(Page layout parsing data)
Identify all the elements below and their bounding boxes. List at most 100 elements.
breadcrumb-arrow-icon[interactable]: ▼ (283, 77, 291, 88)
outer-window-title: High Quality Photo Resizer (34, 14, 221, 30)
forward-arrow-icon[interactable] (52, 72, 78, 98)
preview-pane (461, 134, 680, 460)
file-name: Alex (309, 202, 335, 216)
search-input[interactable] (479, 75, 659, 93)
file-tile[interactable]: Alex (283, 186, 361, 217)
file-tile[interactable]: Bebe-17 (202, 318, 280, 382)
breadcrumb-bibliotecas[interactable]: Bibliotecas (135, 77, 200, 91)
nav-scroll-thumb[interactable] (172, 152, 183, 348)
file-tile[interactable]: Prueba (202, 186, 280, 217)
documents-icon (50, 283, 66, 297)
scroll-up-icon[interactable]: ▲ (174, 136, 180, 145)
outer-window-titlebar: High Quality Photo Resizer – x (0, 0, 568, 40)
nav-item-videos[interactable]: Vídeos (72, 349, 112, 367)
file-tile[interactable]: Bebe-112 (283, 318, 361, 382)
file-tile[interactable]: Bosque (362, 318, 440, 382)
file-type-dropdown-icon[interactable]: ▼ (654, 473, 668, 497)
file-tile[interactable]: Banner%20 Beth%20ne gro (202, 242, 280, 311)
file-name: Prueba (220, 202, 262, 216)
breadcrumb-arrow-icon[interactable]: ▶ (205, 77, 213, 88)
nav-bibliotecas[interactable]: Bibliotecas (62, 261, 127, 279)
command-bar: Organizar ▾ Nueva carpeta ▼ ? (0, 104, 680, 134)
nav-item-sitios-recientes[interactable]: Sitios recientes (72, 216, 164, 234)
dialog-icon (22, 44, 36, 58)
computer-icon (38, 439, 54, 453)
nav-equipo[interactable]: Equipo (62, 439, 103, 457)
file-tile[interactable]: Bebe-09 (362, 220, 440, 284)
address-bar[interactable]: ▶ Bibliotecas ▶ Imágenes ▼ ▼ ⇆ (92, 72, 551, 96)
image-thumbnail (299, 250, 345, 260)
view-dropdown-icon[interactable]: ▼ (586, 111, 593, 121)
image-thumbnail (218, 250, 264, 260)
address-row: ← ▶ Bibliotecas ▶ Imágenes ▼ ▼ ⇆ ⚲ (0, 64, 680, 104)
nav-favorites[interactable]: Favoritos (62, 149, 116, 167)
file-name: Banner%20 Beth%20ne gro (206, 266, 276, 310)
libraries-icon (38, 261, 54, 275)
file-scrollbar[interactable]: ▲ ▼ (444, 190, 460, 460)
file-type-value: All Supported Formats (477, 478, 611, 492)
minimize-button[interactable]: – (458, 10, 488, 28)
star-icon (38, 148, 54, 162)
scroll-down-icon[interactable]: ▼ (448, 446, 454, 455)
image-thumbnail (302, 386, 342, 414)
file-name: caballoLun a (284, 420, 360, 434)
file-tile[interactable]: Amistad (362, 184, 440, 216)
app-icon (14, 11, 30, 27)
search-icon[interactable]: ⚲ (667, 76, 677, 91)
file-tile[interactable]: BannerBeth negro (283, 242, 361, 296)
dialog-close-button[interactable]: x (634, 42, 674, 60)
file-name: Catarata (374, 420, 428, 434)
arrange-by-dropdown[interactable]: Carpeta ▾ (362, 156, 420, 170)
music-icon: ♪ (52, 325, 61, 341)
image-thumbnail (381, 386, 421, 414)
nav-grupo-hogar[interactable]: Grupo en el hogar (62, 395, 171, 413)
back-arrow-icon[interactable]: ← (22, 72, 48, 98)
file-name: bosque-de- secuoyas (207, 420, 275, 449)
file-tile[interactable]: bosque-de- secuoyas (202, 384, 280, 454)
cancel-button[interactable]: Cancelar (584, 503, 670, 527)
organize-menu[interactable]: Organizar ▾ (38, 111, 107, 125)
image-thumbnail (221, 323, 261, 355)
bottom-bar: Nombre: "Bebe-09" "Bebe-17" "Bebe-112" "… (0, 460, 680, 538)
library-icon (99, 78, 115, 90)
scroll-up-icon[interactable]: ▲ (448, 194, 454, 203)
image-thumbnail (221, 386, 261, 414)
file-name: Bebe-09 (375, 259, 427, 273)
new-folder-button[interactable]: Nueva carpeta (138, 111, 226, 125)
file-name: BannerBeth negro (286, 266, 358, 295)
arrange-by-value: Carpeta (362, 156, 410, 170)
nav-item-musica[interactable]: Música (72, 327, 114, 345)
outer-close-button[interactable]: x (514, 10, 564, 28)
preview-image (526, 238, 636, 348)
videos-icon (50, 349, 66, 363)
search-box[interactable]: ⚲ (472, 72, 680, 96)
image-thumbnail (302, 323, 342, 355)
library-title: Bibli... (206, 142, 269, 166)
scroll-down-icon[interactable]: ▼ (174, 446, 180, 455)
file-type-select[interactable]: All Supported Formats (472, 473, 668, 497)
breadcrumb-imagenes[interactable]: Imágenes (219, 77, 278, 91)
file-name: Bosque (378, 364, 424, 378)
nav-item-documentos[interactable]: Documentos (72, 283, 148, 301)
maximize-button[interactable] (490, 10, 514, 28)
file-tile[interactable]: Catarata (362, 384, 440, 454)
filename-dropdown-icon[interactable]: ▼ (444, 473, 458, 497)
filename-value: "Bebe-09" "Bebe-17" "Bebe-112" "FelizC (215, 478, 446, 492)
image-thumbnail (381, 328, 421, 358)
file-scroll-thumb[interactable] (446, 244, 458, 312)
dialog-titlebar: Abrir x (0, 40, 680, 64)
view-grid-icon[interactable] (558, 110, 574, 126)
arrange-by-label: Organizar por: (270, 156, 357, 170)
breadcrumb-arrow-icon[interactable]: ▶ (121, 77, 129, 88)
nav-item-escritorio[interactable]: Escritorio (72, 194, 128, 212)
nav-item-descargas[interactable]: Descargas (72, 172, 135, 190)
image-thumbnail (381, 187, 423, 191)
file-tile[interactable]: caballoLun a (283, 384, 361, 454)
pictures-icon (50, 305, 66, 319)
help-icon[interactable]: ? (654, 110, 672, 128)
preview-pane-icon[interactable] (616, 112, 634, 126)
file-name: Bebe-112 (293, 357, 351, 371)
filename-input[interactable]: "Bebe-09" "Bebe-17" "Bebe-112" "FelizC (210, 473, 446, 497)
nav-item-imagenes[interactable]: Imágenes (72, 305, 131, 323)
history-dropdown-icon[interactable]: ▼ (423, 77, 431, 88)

### AIM OF THE TASK
In full and without alteration, repeat the records.

### RESULT
Identify all the elements below and their bounding boxes. List at most 100 elements.
breadcrumb-arrow-icon[interactable]: ▼ (283, 77, 291, 88)
outer-window-title: High Quality Photo Resizer (34, 14, 221, 30)
forward-arrow-icon[interactable] (52, 72, 78, 98)
preview-pane (461, 134, 680, 460)
file-name: Alex (309, 202, 335, 216)
search-input[interactable] (479, 75, 659, 93)
file-tile[interactable]: Alex (283, 186, 361, 217)
file-tile[interactable]: Bebe-17 (202, 318, 280, 382)
breadcrumb-bibliotecas[interactable]: Bibliotecas (135, 77, 200, 91)
nav-scroll-thumb[interactable] (172, 152, 183, 348)
file-tile[interactable]: Prueba (202, 186, 280, 217)
documents-icon (50, 283, 66, 297)
scroll-up-icon[interactable]: ▲ (174, 136, 180, 145)
outer-window-titlebar: High Quality Photo Resizer – x (0, 0, 568, 40)
nav-item-videos[interactable]: Vídeos (72, 349, 112, 367)
file-tile[interactable]: Bebe-112 (283, 318, 361, 382)
file-tile[interactable]: Bosque (362, 318, 440, 382)
file-type-dropdown-icon[interactable]: ▼ (654, 473, 668, 497)
file-tile[interactable]: Banner%20 Beth%20ne gro (202, 242, 280, 311)
file-name: Prueba (220, 202, 262, 216)
breadcrumb-arrow-icon[interactable]: ▶ (205, 77, 213, 88)
nav-bibliotecas[interactable]: Bibliotecas (62, 261, 127, 279)
command-bar: Organizar ▾ Nueva carpeta ▼ ? (0, 104, 680, 134)
nav-item-sitios-recientes[interactable]: Sitios recientes (72, 216, 164, 234)
dialog-icon (22, 44, 36, 58)
computer-icon (38, 439, 54, 453)
nav-equipo[interactable]: Equipo (62, 439, 103, 457)
file-tile[interactable]: Bebe-09 (362, 220, 440, 284)
address-bar[interactable]: ▶ Bibliotecas ▶ Imágenes ▼ ▼ ⇆ (92, 72, 551, 96)
image-thumbnail (299, 250, 345, 260)
view-dropdown-icon[interactable]: ▼ (586, 111, 593, 121)
image-thumbnail (218, 250, 264, 260)
address-row: ← ▶ Bibliotecas ▶ Imágenes ▼ ▼ ⇆ ⚲ (0, 64, 680, 104)
nav-favorites[interactable]: Favoritos (62, 149, 116, 167)
file-name: Banner%20 Beth%20ne gro (206, 266, 276, 310)
libraries-icon (38, 261, 54, 275)
file-scrollbar[interactable]: ▲ ▼ (444, 190, 460, 460)
file-type-value: All Supported Formats (477, 478, 611, 492)
minimize-button[interactable]: – (458, 10, 488, 28)
star-icon (38, 148, 54, 162)
scroll-down-icon[interactable]: ▼ (448, 446, 454, 455)
image-thumbnail (302, 386, 342, 414)
file-name: caballoLun a (284, 420, 360, 434)
file-tile[interactable]: Amistad (362, 184, 440, 216)
app-icon (14, 11, 30, 27)
search-icon[interactable]: ⚲ (667, 76, 677, 91)
file-tile[interactable]: BannerBeth negro (283, 242, 361, 296)
dialog-close-button[interactable]: x (634, 42, 674, 60)
file-name: Catarata (374, 420, 428, 434)
arrange-by-dropdown[interactable]: Carpeta ▾ (362, 156, 420, 170)
music-icon: ♪ (52, 325, 61, 341)
image-thumbnail (381, 386, 421, 414)
nav-grupo-hogar[interactable]: Grupo en el hogar (62, 395, 171, 413)
back-arrow-icon[interactable]: ← (22, 72, 48, 98)
file-name: bosque-de- secuoyas (207, 420, 275, 449)
file-tile[interactable]: bosque-de- secuoyas (202, 384, 280, 454)
cancel-button[interactable]: Cancelar (584, 503, 670, 527)
organize-menu[interactable]: Organizar ▾ (38, 111, 107, 125)
image-thumbnail (221, 323, 261, 355)
bottom-bar: Nombre: "Bebe-09" "Bebe-17" "Bebe-112" "… (0, 460, 680, 538)
library-icon (99, 78, 115, 90)
scroll-up-icon[interactable]: ▲ (448, 194, 454, 203)
image-thumbnail (221, 386, 261, 414)
file-name: Bebe-09 (375, 259, 427, 273)
new-folder-button[interactable]: Nueva carpeta (138, 111, 226, 125)
file-name: BannerBeth negro (286, 266, 358, 295)
arrange-by-value: Carpeta (362, 156, 410, 170)
nav-item-musica[interactable]: Música (72, 327, 114, 345)
outer-close-button[interactable]: x (514, 10, 564, 28)
preview-image (526, 238, 636, 348)
videos-icon (50, 349, 66, 363)
search-box[interactable]: ⚲ (472, 72, 680, 96)
image-thumbnail (302, 323, 342, 355)
library-title: Bibli... (206, 142, 269, 166)
scroll-down-icon[interactable]: ▼ (174, 446, 180, 455)
file-type-select[interactable]: All Supported Formats (472, 473, 668, 497)
breadcrumb-imagenes[interactable]: Imágenes (219, 77, 278, 91)
file-name: Bosque (378, 364, 424, 378)
nav-item-documentos[interactable]: Documentos (72, 283, 148, 301)
maximize-button[interactable] (490, 10, 514, 28)
file-tile[interactable]: Catarata (362, 384, 440, 454)
filename-dropdown-icon[interactable]: ▼ (444, 473, 458, 497)
filename-value: "Bebe-09" "Bebe-17" "Bebe-112" "FelizC (215, 478, 446, 492)
image-thumbnail (381, 328, 421, 358)
file-scroll-thumb[interactable] (446, 244, 458, 312)
dialog-titlebar: Abrir x (0, 40, 680, 64)
view-grid-icon[interactable] (558, 110, 574, 126)
arrange-by-label: Organizar por: (270, 156, 357, 170)
breadcrumb-arrow-icon[interactable]: ▶ (121, 77, 129, 88)
nav-item-escritorio[interactable]: Escritorio (72, 194, 128, 212)
nav-item-descargas[interactable]: Descargas (72, 172, 135, 190)
image-thumbnail (381, 187, 423, 191)
file-tile[interactable]: caballoLun a (283, 384, 361, 454)
pictures-icon (50, 305, 66, 319)
help-icon[interactable]: ? (654, 110, 672, 128)
preview-pane-icon[interactable] (616, 112, 634, 126)
file-name: Bebe-112 (293, 357, 351, 371)
filename-input[interactable]: "Bebe-09" "Bebe-17" "Bebe-112" "FelizC (210, 473, 446, 497)
nav-item-imagenes[interactable]: Imágenes (72, 305, 131, 323)
history-dropdown-icon[interactable]: ▼ (423, 77, 431, 88)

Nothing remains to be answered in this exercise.